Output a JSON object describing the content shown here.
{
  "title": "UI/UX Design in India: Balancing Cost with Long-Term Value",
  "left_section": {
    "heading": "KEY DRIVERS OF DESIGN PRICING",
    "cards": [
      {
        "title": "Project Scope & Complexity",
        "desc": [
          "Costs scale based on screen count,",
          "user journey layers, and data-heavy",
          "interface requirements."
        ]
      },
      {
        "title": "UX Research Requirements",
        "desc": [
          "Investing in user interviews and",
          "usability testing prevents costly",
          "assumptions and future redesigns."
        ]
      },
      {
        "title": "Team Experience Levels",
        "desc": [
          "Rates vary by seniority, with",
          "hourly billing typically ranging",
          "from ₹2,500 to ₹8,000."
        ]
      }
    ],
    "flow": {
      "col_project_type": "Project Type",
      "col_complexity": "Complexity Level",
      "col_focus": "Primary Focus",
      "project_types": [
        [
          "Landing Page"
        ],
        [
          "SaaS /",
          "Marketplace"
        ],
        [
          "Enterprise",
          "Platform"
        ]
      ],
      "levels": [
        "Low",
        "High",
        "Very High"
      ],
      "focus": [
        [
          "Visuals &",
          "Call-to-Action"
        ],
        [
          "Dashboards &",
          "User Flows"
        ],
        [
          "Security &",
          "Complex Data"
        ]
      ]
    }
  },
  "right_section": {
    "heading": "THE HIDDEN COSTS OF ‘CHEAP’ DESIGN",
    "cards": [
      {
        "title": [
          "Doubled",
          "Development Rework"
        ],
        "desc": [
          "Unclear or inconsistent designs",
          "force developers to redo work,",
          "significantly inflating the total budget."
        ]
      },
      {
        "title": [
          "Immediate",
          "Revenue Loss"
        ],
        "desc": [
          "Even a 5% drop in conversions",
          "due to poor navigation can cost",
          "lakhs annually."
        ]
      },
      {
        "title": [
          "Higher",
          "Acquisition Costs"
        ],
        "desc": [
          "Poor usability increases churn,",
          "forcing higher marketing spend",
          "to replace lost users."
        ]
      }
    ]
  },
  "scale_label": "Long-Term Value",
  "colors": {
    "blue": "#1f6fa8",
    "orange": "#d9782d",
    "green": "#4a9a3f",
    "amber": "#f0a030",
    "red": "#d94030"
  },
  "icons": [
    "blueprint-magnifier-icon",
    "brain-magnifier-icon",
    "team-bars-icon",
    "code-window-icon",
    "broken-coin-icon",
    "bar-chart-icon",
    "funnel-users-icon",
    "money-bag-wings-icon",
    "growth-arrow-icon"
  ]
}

--------

◆ **TASK GOAL**
Among the lines above, how many contain the string "magnifier"? State the number alone.

◆ **RESULT FOR THIS EXERCISE**
2